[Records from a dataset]
####
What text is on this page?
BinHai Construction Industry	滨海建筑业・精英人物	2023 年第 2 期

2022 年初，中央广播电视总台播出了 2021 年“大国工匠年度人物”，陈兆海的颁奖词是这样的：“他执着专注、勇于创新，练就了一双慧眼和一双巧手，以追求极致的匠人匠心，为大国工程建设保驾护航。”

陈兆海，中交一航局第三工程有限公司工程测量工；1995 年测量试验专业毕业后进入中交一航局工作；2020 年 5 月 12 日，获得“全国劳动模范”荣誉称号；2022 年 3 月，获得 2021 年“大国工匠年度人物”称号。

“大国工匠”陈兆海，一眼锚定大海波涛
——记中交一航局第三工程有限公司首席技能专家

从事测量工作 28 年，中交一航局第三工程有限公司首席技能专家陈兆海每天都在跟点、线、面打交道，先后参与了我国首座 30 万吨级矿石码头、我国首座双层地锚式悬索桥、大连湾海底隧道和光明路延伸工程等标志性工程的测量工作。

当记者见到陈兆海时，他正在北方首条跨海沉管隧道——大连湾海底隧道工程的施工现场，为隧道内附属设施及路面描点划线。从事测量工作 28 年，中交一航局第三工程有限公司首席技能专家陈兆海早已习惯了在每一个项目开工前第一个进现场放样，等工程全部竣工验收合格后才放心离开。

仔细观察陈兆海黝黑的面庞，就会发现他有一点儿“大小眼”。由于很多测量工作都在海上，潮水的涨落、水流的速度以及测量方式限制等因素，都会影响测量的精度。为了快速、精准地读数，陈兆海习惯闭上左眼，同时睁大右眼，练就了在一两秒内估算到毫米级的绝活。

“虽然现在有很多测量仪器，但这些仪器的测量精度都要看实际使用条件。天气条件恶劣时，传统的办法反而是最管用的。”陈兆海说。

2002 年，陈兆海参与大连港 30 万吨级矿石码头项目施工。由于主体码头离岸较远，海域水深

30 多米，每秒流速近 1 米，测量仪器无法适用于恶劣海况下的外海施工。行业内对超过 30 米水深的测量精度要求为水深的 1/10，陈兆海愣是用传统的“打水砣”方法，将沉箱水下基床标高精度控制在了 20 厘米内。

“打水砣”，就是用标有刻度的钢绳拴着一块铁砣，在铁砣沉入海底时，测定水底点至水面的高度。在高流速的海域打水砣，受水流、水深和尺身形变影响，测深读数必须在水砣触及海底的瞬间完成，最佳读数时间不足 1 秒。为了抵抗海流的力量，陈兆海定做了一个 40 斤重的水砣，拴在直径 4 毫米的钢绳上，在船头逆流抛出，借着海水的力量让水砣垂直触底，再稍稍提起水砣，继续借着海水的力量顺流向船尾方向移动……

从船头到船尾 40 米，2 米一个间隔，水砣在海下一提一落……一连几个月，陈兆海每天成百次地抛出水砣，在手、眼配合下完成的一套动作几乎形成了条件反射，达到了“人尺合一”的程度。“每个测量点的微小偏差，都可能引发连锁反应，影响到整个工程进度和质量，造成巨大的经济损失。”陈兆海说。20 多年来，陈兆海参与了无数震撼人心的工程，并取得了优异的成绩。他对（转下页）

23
####
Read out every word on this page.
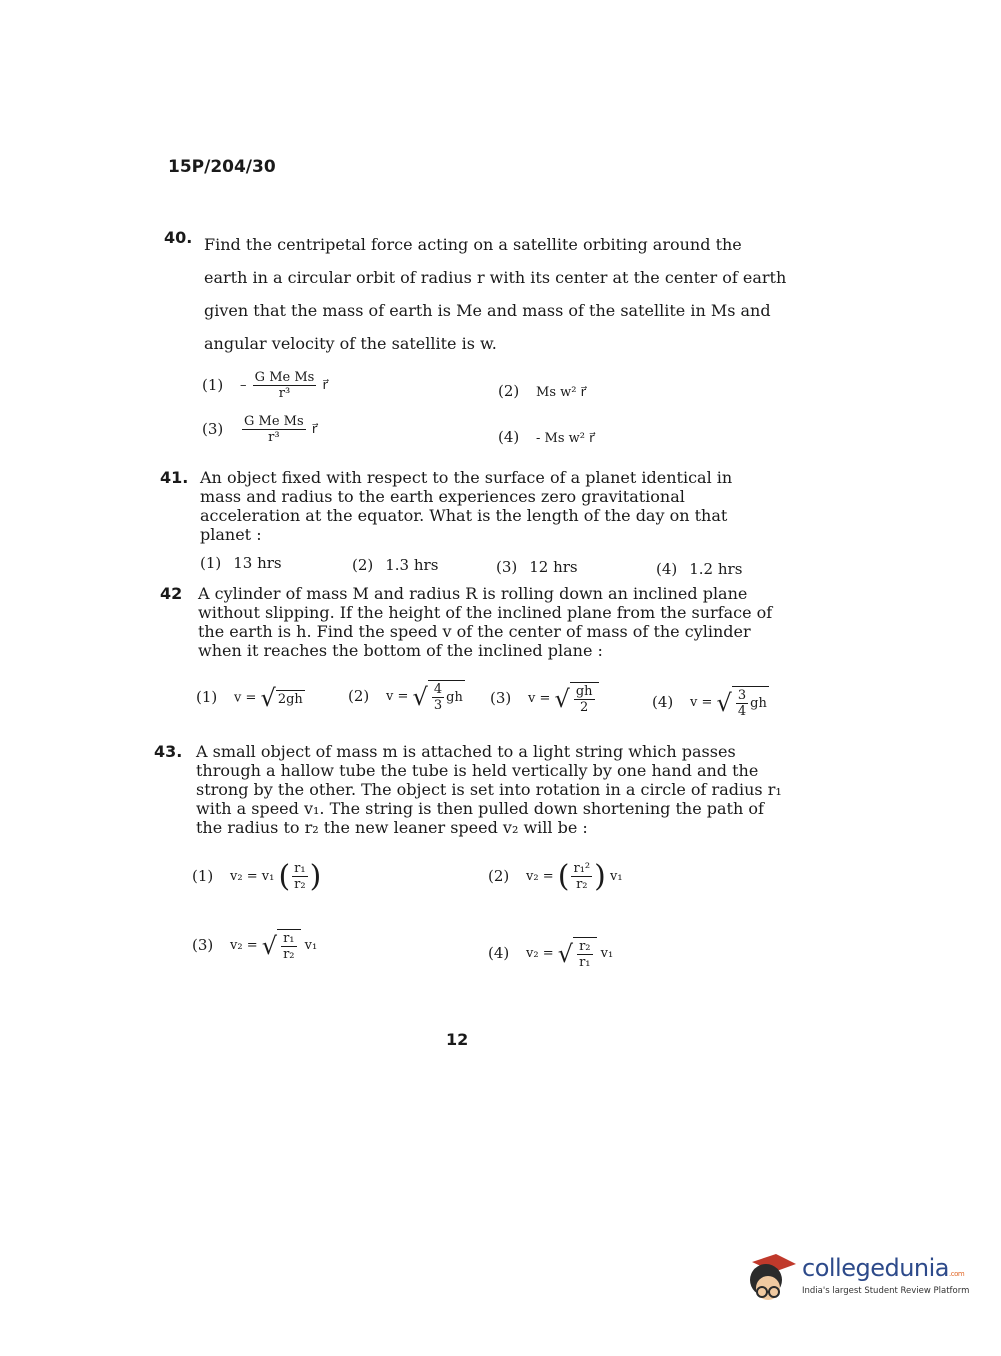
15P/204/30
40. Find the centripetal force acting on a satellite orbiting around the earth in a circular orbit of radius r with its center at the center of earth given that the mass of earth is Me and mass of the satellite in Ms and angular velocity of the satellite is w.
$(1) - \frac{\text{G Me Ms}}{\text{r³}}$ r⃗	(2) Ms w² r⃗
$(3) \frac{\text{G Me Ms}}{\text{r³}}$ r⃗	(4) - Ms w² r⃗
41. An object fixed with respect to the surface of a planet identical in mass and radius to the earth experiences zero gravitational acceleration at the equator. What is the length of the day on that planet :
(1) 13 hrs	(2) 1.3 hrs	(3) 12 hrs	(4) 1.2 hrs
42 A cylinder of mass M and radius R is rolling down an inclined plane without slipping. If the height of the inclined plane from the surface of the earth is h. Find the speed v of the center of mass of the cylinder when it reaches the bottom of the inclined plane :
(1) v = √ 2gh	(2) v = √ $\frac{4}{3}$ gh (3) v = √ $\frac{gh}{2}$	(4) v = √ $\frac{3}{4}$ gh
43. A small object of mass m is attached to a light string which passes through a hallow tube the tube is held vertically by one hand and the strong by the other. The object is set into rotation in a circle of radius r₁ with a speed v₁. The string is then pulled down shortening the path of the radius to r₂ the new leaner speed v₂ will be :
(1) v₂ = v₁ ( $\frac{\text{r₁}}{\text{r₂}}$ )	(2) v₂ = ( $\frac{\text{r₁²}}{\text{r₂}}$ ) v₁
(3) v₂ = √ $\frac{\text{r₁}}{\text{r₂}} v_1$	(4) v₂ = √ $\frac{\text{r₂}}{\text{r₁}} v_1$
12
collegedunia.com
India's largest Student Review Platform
####
### [TASK DETAILS]
Find every line in the listing that holds the string "surface", then say how many there are as a bare number.

### [FINAL RESULT]
2